REQUIREMENT: Write the records below out in full, character for character, with no pictures.

DATASET ROWS:
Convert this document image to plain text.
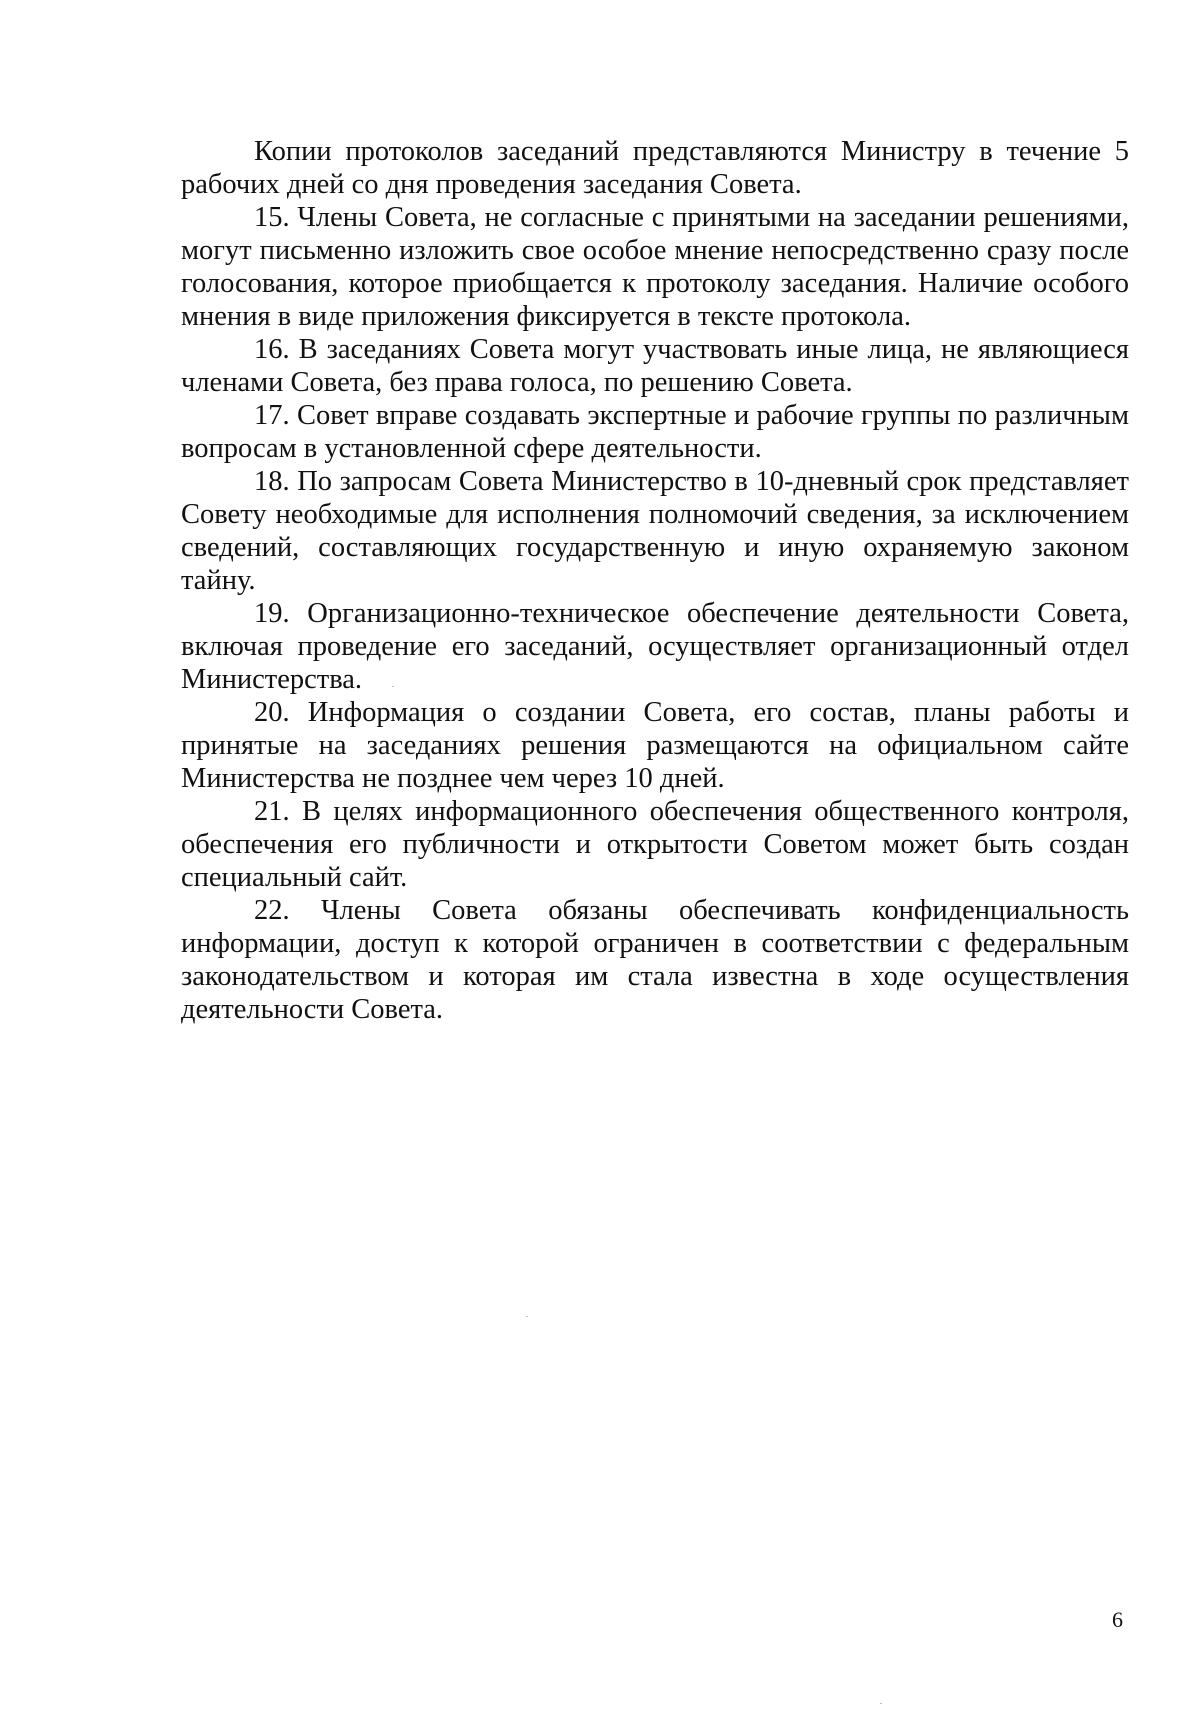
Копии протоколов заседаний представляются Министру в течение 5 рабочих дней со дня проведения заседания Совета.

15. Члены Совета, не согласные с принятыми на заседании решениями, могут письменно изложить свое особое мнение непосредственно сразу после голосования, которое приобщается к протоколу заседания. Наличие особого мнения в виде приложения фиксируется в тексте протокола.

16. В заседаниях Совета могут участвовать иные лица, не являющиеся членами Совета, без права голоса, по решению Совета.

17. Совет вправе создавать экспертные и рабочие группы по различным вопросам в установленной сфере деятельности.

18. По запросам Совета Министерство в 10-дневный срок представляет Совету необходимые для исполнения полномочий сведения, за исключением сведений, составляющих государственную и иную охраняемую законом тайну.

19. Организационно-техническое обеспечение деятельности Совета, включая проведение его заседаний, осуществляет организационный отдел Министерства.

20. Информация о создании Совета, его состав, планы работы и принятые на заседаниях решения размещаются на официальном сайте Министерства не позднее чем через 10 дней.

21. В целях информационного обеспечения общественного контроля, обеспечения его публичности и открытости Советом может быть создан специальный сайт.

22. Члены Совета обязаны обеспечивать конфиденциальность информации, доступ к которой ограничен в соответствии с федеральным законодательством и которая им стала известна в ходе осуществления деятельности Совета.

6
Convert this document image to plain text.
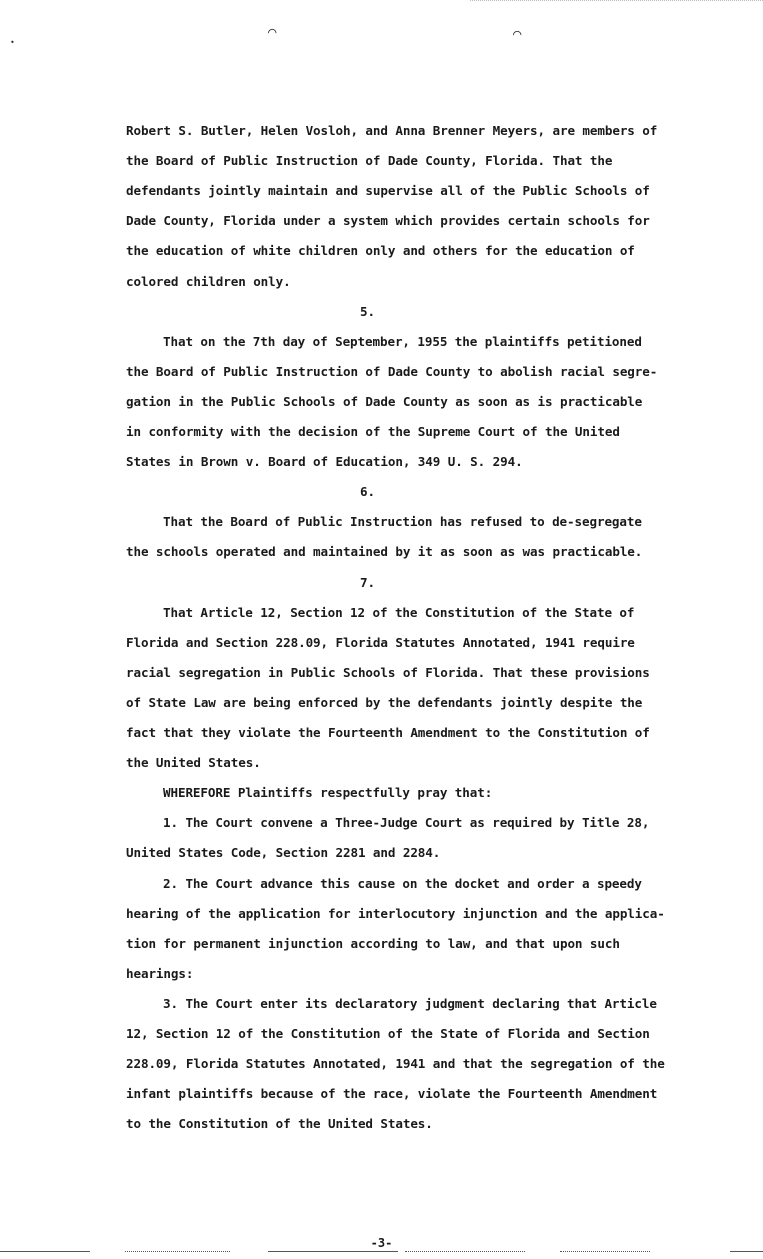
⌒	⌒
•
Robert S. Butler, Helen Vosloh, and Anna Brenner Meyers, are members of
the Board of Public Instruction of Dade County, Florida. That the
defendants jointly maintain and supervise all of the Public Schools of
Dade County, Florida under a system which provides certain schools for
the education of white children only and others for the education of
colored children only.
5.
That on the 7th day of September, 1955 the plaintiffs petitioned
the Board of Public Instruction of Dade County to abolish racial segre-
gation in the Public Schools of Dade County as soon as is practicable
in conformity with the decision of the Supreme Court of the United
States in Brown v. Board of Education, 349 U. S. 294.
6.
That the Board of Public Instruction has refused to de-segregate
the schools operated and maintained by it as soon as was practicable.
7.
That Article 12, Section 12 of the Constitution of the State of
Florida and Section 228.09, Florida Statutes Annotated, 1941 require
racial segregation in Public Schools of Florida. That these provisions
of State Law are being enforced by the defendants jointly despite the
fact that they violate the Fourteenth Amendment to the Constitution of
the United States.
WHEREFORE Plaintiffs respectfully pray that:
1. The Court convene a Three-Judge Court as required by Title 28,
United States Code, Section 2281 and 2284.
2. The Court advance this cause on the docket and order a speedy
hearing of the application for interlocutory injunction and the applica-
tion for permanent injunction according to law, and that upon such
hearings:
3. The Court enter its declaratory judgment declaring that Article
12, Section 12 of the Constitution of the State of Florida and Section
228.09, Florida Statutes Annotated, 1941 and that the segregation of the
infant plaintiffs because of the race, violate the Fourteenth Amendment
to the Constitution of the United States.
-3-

SOLVED PROBLEM:
Convert this document image to plain text.
Копии протоколов заседаний представляются Министру в течение 5 рабочих дней со дня проведения заседания Совета.

15. Члены Совета, не согласные с принятыми на заседании решениями, могут письменно изложить свое особое мнение непосредственно сразу после голосования, которое приобщается к протоколу заседания. Наличие особого мнения в виде приложения фиксируется в тексте протокола.

16. В заседаниях Совета могут участвовать иные лица, не являющиеся членами Совета, без права голоса, по решению Совета.

17. Совет вправе создавать экспертные и рабочие группы по различным вопросам в установленной сфере деятельности.

18. По запросам Совета Министерство в 10-дневный срок представляет Совету необходимые для исполнения полномочий сведения, за исключением сведений, составляющих государственную и иную охраняемую законом тайну.

19. Организационно-техническое обеспечение деятельности Совета, включая проведение его заседаний, осуществляет организационный отдел Министерства.

20. Информация о создании Совета, его состав, планы работы и принятые на заседаниях решения размещаются на официальном сайте Министерства не позднее чем через 10 дней.

21. В целях информационного обеспечения общественного контроля, обеспечения его публичности и открытости Советом может быть создан специальный сайт.

22. Члены Совета обязаны обеспечивать конфиденциальность информации, доступ к которой ограничен в соответствии с федеральным законодательством и которая им стала известна в ходе осуществления деятельности Совета.

6
Convert this document image to plain text.
⌒	⌒
•
Robert S. Butler, Helen Vosloh, and Anna Brenner Meyers, are members of
the Board of Public Instruction of Dade County, Florida. That the
defendants jointly maintain and supervise all of the Public Schools of
Dade County, Florida under a system which provides certain schools for
the education of white children only and others for the education of
colored children only.
5.
That on the 7th day of September, 1955 the plaintiffs petitioned
the Board of Public Instruction of Dade County to abolish racial segre-
gation in the Public Schools of Dade County as soon as is practicable
in conformity with the decision of the Supreme Court of the United
States in Brown v. Board of Education, 349 U. S. 294.
6.
That the Board of Public Instruction has refused to de-segregate
the schools operated and maintained by it as soon as was practicable.
7.
That Article 12, Section 12 of the Constitution of the State of
Florida and Section 228.09, Florida Statutes Annotated, 1941 require
racial segregation in Public Schools of Florida. That these provisions
of State Law are being enforced by the defendants jointly despite the
fact that they violate the Fourteenth Amendment to the Constitution of
the United States.
WHEREFORE Plaintiffs respectfully pray that:
1. The Court convene a Three-Judge Court as required by Title 28,
United States Code, Section 2281 and 2284.
2. The Court advance this cause on the docket and order a speedy
hearing of the application for interlocutory injunction and the applica-
tion for permanent injunction according to law, and that upon such
hearings:
3. The Court enter its declaratory judgment declaring that Article
12, Section 12 of the Constitution of the State of Florida and Section
228.09, Florida Statutes Annotated, 1941 and that the segregation of the
infant plaintiffs because of the race, violate the Fourteenth Amendment
to the Constitution of the United States.
-3-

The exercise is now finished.